- [Given task] Your task is to output the entries below word for word.

++++ Dataset extract

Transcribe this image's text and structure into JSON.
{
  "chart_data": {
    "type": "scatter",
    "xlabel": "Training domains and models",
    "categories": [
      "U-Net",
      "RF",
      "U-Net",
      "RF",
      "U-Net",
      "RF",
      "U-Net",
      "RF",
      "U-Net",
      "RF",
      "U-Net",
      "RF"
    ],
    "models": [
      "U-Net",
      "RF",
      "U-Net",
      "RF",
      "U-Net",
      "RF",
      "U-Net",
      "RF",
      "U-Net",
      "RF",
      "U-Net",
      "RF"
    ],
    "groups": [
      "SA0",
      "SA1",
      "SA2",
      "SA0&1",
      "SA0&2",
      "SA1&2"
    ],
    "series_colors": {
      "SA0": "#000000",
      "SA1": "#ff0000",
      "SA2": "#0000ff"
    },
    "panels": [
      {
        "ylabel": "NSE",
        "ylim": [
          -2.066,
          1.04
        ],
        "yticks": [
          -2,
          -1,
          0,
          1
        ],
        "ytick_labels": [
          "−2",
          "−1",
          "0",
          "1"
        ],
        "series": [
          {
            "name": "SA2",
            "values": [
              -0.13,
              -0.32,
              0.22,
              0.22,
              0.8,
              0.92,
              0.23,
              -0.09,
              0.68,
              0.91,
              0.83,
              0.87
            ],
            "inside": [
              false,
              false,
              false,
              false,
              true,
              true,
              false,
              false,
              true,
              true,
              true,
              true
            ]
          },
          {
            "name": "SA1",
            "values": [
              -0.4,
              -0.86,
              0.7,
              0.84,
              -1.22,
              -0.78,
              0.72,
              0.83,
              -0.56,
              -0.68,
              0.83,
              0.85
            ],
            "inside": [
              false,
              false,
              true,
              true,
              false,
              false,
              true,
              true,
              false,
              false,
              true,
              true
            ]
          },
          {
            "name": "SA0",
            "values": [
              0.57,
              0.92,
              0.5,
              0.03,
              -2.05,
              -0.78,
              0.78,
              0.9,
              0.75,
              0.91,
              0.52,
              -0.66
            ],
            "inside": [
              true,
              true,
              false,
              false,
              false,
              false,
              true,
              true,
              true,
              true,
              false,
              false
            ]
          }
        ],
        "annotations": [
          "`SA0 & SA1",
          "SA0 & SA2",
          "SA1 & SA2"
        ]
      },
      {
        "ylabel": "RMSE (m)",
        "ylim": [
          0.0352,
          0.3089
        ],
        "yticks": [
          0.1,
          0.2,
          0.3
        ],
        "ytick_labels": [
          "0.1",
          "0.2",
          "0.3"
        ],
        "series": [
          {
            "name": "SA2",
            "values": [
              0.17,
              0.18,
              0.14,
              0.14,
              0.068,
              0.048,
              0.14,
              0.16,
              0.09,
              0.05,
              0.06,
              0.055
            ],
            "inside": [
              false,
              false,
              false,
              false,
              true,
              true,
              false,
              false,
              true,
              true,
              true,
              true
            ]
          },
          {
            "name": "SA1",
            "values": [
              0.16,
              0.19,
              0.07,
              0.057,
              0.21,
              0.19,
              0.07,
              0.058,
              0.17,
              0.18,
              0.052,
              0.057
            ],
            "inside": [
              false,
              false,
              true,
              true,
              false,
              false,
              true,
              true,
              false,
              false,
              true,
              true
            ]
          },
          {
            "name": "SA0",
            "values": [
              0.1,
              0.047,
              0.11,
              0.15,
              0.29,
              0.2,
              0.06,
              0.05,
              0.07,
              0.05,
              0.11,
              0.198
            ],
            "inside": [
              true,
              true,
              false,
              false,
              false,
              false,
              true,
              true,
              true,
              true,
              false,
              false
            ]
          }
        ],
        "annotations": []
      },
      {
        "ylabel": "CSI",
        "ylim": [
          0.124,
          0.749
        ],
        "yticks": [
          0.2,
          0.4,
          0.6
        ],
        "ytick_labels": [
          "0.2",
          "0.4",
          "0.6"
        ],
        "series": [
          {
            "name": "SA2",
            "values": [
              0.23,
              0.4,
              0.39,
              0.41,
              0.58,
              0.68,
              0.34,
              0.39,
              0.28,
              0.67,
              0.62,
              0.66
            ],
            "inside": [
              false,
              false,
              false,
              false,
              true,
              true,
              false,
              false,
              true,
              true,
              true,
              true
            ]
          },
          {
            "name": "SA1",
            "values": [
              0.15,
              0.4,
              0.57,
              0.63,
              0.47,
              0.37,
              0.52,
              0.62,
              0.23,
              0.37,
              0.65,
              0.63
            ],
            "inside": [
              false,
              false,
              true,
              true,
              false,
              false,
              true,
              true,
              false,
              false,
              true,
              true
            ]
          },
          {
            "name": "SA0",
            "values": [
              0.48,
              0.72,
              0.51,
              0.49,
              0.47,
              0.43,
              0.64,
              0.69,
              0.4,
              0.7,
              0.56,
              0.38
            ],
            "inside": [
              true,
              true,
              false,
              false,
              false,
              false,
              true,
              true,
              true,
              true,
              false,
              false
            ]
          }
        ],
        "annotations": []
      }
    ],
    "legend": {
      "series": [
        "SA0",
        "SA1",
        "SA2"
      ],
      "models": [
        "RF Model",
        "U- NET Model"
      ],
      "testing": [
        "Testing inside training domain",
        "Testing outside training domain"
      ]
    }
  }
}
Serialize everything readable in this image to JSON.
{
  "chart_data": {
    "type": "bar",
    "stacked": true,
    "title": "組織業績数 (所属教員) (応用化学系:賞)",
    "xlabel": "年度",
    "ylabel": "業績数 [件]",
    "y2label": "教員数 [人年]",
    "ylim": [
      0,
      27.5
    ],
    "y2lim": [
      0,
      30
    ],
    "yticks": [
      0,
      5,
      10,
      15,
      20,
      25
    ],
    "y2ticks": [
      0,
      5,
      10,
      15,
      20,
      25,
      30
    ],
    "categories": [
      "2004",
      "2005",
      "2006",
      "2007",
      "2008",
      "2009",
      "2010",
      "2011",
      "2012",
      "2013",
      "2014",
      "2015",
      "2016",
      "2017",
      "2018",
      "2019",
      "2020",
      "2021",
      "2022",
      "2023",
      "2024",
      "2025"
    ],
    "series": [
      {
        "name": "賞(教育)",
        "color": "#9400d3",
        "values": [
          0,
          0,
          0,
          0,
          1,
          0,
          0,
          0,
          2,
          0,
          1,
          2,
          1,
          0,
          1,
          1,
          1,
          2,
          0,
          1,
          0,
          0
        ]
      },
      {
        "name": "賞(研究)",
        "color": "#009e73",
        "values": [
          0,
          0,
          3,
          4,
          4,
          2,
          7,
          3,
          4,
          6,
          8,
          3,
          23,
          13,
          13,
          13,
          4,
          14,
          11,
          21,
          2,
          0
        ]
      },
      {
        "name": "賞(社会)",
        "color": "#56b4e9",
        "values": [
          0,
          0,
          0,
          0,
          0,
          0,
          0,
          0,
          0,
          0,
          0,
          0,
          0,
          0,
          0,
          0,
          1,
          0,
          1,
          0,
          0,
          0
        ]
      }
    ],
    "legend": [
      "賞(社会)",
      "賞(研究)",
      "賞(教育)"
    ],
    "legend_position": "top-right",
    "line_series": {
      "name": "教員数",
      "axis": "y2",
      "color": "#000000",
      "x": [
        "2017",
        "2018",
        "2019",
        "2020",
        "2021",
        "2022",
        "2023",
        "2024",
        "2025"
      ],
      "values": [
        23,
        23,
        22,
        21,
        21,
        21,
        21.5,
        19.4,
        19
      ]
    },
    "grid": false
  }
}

++++++++

- [Answer]
Transcribe this image's text and structure into JSON.
{
  "chart_data": {
    "type": "scatter",
    "xlabel": "Training domains and models",
    "categories": [
      "U-Net",
      "RF",
      "U-Net",
      "RF",
      "U-Net",
      "RF",
      "U-Net",
      "RF",
      "U-Net",
      "RF",
      "U-Net",
      "RF"
    ],
    "models": [
      "U-Net",
      "RF",
      "U-Net",
      "RF",
      "U-Net",
      "RF",
      "U-Net",
      "RF",
      "U-Net",
      "RF",
      "U-Net",
      "RF"
    ],
    "groups": [
      "SA0",
      "SA1",
      "SA2",
      "SA0&1",
      "SA0&2",
      "SA1&2"
    ],
    "series_colors": {
      "SA0": "#000000",
      "SA1": "#ff0000",
      "SA2": "#0000ff"
    },
    "panels": [
      {
        "ylabel": "NSE",
        "ylim": [
          -2.066,
          1.04
        ],
        "yticks": [
          -2,
          -1,
          0,
          1
        ],
        "ytick_labels": [
          "−2",
          "−1",
          "0",
          "1"
        ],
        "series": [
          {
            "name": "SA2",
            "values": [
              -0.13,
              -0.32,
              0.22,
              0.22,
              0.8,
              0.92,
              0.23,
              -0.09,
              0.68,
              0.91,
              0.83,
              0.87
            ],
            "inside": [
              false,
              false,
              false,
              false,
              true,
              true,
              false,
              false,
              true,
              true,
              true,
              true
            ]
          },
          {
            "name": "SA1",
            "values": [
              -0.4,
              -0.86,
              0.7,
              0.84,
              -1.22,
              -0.78,
              0.72,
              0.83,
              -0.56,
              -0.68,
              0.83,
              0.85
            ],
            "inside": [
              false,
              false,
              true,
              true,
              false,
              false,
              true,
              true,
              false,
              false,
              true,
              true
            ]
          },
          {
            "name": "SA0",
            "values": [
              0.57,
              0.92,
              0.5,
              0.03,
              -2.05,
              -0.78,
              0.78,
              0.9,
              0.75,
              0.91,
              0.52,
              -0.66
            ],
            "inside": [
              true,
              true,
              false,
              false,
              false,
              false,
              true,
              true,
              true,
              true,
              false,
              false
            ]
          }
        ],
        "annotations": [
          "`SA0 & SA1",
          "SA0 & SA2",
          "SA1 & SA2"
        ]
      },
      {
        "ylabel": "RMSE (m)",
        "ylim": [
          0.0352,
          0.3089
        ],
        "yticks": [
          0.1,
          0.2,
          0.3
        ],
        "ytick_labels": [
          "0.1",
          "0.2",
          "0.3"
        ],
        "series": [
          {
            "name": "SA2",
            "values": [
              0.17,
              0.18,
              0.14,
              0.14,
              0.068,
              0.048,
              0.14,
              0.16,
              0.09,
              0.05,
              0.06,
              0.055
            ],
            "inside": [
              false,
              false,
              false,
              false,
              true,
              true,
              false,
              false,
              true,
              true,
              true,
              true
            ]
          },
          {
            "name": "SA1",
            "values": [
              0.16,
              0.19,
              0.07,
              0.057,
              0.21,
              0.19,
              0.07,
              0.058,
              0.17,
              0.18,
              0.052,
              0.057
            ],
            "inside": [
              false,
              false,
              true,
              true,
              false,
              false,
              true,
              true,
              false,
              false,
              true,
              true
            ]
          },
          {
            "name": "SA0",
            "values": [
              0.1,
              0.047,
              0.11,
              0.15,
              0.29,
              0.2,
              0.06,
              0.05,
              0.07,
              0.05,
              0.11,
              0.198
            ],
            "inside": [
              true,
              true,
              false,
              false,
              false,
              false,
              true,
              true,
              true,
              true,
              false,
              false
            ]
          }
        ],
        "annotations": []
      },
      {
        "ylabel": "CSI",
        "ylim": [
          0.124,
          0.749
        ],
        "yticks": [
          0.2,
          0.4,
          0.6
        ],
        "ytick_labels": [
          "0.2",
          "0.4",
          "0.6"
        ],
        "series": [
          {
            "name": "SA2",
            "values": [
              0.23,
              0.4,
              0.39,
              0.41,
              0.58,
              0.68,
              0.34,
              0.39,
              0.28,
              0.67,
              0.62,
              0.66
            ],
            "inside": [
              false,
              false,
              false,
              false,
              true,
              true,
              false,
              false,
              true,
              true,
              true,
              true
            ]
          },
          {
            "name": "SA1",
            "values": [
              0.15,
              0.4,
              0.57,
              0.63,
              0.47,
              0.37,
              0.52,
              0.62,
              0.23,
              0.37,
              0.65,
              0.63
            ],
            "inside": [
              false,
              false,
              true,
              true,
              false,
              false,
              true,
              true,
              false,
              false,
              true,
              true
            ]
          },
          {
            "name": "SA0",
            "values": [
              0.48,
              0.72,
              0.51,
              0.49,
              0.47,
              0.43,
              0.64,
              0.69,
              0.4,
              0.7,
              0.56,
              0.38
            ],
            "inside": [
              true,
              true,
              false,
              false,
              false,
              false,
              true,
              true,
              true,
              true,
              false,
              false
            ]
          }
        ],
        "annotations": []
      }
    ],
    "legend": {
      "series": [
        "SA0",
        "SA1",
        "SA2"
      ],
      "models": [
        "RF Model",
        "U- NET Model"
      ],
      "testing": [
        "Testing inside training domain",
        "Testing outside training domain"
      ]
    }
  }
}
Serialize everything readable in this image to JSON.
{
  "chart_data": {
    "type": "bar",
    "stacked": true,
    "title": "組織業績数 (所属教員) (応用化学系:賞)",
    "xlabel": "年度",
    "ylabel": "業績数 [件]",
    "y2label": "教員数 [人年]",
    "ylim": [
      0,
      27.5
    ],
    "y2lim": [
      0,
      30
    ],
    "yticks": [
      0,
      5,
      10,
      15,
      20,
      25
    ],
    "y2ticks": [
      0,
      5,
      10,
      15,
      20,
      25,
      30
    ],
    "categories": [
      "2004",
      "2005",
      "2006",
      "2007",
      "2008",
      "2009",
      "2010",
      "2011",
      "2012",
      "2013",
      "2014",
      "2015",
      "2016",
      "2017",
      "2018",
      "2019",
      "2020",
      "2021",
      "2022",
      "2023",
      "2024",
      "2025"
    ],
    "series": [
      {
        "name": "賞(教育)",
        "color": "#9400d3",
        "values": [
          0,
          0,
          0,
          0,
          1,
          0,
          0,
          0,
          2,
          0,
          1,
          2,
          1,
          0,
          1,
          1,
          1,
          2,
          0,
          1,
          0,
          0
        ]
      },
      {
        "name": "賞(研究)",
        "color": "#009e73",
        "values": [
          0,
          0,
          3,
          4,
          4,
          2,
          7,
          3,
          4,
          6,
          8,
          3,
          23,
          13,
          13,
          13,
          4,
          14,
          11,
          21,
          2,
          0
        ]
      },
      {
        "name": "賞(社会)",
        "color": "#56b4e9",
        "values": [
          0,
          0,
          0,
          0,
          0,
          0,
          0,
          0,
          0,
          0,
          0,
          0,
          0,
          0,
          0,
          0,
          1,
          0,
          1,
          0,
          0,
          0
        ]
      }
    ],
    "legend": [
      "賞(社会)",
      "賞(研究)",
      "賞(教育)"
    ],
    "legend_position": "top-right",
    "line_series": {
      "name": "教員数",
      "axis": "y2",
      "color": "#000000",
      "x": [
        "2017",
        "2018",
        "2019",
        "2020",
        "2021",
        "2022",
        "2023",
        "2024",
        "2025"
      ],
      "values": [
        23,
        23,
        22,
        21,
        21,
        21,
        21.5,
        19.4,
        19
      ]
    },
    "grid": false
  }
}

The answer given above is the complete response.